Records contained in a dataset:
= = = =

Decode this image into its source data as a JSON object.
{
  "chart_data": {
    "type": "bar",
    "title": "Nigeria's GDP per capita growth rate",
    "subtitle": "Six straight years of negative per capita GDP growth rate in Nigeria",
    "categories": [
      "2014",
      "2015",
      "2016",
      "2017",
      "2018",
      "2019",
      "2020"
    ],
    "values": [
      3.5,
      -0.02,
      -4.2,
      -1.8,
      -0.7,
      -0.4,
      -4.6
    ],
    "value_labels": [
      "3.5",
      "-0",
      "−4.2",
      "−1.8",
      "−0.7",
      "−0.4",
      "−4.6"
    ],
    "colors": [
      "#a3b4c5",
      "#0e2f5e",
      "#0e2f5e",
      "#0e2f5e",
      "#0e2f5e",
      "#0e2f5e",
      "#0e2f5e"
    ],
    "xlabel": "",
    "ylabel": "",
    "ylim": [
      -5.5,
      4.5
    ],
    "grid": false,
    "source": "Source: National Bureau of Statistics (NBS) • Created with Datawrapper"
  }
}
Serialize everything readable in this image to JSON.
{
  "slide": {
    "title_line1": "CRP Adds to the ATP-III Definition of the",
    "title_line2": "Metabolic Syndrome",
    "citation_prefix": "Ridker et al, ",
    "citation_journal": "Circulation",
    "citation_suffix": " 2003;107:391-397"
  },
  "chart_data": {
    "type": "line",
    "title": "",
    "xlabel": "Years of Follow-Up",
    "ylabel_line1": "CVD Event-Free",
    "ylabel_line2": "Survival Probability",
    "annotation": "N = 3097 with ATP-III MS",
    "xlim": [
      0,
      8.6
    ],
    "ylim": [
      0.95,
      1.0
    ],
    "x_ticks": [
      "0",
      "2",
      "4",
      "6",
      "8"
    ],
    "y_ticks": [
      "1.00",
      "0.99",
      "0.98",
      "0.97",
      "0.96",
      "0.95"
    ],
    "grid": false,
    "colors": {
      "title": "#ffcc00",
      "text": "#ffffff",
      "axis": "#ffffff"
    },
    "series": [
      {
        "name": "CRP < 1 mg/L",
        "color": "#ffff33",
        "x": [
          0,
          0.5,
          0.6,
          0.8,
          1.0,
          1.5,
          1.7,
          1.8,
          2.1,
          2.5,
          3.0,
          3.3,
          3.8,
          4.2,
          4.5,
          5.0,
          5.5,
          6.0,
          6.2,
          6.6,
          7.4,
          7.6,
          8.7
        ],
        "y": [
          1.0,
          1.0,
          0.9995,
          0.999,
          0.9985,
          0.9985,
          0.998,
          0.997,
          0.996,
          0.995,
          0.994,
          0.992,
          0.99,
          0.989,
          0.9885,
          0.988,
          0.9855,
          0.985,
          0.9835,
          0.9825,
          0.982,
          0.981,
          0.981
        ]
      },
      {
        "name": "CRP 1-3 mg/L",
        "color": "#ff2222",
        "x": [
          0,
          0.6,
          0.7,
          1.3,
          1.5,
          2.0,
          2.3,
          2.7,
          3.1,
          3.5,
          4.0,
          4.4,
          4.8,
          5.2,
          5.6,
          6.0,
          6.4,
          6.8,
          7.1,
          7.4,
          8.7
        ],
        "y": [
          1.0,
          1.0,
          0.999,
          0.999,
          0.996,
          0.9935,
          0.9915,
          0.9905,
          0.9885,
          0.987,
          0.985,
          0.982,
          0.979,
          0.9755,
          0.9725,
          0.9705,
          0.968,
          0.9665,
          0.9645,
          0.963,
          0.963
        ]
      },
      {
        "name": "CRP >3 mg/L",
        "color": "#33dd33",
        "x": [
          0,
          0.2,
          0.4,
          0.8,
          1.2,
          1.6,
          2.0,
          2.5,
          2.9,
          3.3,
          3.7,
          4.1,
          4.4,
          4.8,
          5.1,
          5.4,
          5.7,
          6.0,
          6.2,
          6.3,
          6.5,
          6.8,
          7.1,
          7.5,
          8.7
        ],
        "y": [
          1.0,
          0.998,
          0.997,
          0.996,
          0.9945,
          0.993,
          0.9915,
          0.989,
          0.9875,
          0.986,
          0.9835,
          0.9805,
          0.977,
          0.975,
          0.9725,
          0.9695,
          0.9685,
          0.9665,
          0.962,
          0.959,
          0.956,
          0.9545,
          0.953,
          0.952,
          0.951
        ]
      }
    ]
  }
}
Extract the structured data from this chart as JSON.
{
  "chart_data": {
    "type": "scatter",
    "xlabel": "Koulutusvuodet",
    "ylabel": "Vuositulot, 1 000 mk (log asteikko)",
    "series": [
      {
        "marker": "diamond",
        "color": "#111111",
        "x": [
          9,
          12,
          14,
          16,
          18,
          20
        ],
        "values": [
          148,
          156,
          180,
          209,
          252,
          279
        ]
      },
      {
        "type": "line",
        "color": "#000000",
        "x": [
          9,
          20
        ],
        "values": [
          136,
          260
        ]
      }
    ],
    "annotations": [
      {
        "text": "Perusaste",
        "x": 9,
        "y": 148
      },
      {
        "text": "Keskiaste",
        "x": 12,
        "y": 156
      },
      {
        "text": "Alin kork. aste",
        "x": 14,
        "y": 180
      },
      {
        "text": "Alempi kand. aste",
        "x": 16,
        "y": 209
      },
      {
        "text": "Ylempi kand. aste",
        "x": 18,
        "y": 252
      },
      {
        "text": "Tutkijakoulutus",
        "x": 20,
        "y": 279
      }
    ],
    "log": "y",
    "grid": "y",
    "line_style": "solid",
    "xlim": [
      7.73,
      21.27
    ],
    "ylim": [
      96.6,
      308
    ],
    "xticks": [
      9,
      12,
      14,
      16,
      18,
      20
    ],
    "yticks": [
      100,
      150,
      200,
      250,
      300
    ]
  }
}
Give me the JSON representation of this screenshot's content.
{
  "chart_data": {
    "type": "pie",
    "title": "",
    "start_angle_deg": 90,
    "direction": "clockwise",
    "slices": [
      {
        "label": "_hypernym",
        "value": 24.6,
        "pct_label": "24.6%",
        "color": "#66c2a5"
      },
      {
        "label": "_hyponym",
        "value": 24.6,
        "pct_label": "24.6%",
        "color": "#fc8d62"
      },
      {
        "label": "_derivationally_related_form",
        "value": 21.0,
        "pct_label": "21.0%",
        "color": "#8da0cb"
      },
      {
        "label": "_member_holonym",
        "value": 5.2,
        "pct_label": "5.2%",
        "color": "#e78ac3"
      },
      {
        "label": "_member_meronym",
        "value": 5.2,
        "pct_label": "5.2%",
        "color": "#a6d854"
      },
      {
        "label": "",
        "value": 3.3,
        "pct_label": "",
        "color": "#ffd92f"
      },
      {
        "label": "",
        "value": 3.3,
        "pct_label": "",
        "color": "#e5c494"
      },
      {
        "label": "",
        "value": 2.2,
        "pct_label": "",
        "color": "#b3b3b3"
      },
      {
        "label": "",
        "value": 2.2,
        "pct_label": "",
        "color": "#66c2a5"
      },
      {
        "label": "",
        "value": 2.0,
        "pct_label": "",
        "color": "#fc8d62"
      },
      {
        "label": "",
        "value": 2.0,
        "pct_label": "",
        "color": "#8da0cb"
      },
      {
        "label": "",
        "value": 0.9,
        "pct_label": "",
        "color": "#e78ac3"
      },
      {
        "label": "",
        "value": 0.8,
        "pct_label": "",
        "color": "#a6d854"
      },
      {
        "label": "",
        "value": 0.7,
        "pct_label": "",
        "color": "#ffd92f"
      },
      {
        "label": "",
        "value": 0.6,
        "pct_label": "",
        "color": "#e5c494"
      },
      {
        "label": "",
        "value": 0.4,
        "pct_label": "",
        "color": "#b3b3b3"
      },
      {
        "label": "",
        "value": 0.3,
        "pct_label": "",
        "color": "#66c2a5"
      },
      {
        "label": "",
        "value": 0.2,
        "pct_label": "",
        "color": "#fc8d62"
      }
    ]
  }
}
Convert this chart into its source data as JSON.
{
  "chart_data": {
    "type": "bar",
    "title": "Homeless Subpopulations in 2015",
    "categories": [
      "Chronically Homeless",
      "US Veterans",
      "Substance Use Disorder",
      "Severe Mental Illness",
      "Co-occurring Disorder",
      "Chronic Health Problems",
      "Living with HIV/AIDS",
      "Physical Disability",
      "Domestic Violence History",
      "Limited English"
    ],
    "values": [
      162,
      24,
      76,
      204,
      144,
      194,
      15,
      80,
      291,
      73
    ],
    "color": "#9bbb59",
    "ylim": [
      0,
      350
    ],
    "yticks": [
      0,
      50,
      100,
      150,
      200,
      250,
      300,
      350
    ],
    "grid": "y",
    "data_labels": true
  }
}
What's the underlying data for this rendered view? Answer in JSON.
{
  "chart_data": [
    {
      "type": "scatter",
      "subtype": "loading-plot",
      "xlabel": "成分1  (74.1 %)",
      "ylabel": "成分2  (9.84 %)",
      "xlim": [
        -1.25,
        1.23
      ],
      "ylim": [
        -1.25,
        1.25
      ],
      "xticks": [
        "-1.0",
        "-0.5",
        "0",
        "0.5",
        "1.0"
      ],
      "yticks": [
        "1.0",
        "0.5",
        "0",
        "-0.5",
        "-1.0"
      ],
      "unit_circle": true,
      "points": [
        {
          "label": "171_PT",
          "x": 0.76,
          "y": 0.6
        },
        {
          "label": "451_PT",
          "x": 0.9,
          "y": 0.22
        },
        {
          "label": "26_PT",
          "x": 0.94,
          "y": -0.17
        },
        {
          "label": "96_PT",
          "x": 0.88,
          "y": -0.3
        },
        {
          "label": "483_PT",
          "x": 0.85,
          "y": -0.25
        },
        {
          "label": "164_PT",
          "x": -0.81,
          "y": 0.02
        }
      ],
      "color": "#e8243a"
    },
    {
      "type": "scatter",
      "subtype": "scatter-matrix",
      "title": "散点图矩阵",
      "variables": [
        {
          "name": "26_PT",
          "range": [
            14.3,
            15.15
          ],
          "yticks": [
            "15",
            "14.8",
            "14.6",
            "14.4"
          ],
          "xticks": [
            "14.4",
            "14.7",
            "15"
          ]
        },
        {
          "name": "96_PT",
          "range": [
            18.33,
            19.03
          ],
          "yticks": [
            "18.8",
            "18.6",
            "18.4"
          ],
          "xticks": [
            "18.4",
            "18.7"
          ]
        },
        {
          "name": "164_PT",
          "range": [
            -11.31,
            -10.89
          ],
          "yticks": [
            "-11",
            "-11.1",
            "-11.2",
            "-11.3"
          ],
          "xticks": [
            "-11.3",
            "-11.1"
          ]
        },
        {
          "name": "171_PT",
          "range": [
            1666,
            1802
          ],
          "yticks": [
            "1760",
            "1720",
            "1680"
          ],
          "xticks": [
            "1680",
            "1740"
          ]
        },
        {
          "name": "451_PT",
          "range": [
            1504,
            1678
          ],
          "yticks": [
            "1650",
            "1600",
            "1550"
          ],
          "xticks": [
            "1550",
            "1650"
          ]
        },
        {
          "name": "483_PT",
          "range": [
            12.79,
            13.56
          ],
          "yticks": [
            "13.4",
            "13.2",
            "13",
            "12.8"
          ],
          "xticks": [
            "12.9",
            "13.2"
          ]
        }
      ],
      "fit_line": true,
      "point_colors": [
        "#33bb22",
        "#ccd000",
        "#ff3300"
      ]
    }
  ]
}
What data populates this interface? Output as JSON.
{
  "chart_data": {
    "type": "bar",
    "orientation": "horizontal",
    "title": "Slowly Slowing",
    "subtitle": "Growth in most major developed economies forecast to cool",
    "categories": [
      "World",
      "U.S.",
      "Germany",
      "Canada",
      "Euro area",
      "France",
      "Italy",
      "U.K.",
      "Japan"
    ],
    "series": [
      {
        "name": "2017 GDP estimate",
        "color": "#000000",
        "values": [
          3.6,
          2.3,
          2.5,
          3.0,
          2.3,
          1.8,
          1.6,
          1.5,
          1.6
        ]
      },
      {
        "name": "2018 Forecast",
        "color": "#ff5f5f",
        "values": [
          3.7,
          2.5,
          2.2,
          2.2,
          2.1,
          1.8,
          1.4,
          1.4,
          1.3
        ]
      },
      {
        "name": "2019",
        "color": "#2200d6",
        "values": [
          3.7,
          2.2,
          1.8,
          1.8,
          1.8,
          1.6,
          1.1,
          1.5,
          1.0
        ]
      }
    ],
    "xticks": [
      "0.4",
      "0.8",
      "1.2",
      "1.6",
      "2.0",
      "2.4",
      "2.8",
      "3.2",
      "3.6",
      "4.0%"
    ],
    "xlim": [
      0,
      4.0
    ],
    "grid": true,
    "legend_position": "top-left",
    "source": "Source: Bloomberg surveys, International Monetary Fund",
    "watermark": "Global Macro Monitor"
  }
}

= = = =

Gather from the data above every line with the string "rate".

    "title": "Nigeria's GDP per capita growth rate",
    "subtitle": "Six straight years of negative per capita GDP growth rate in Nigeria",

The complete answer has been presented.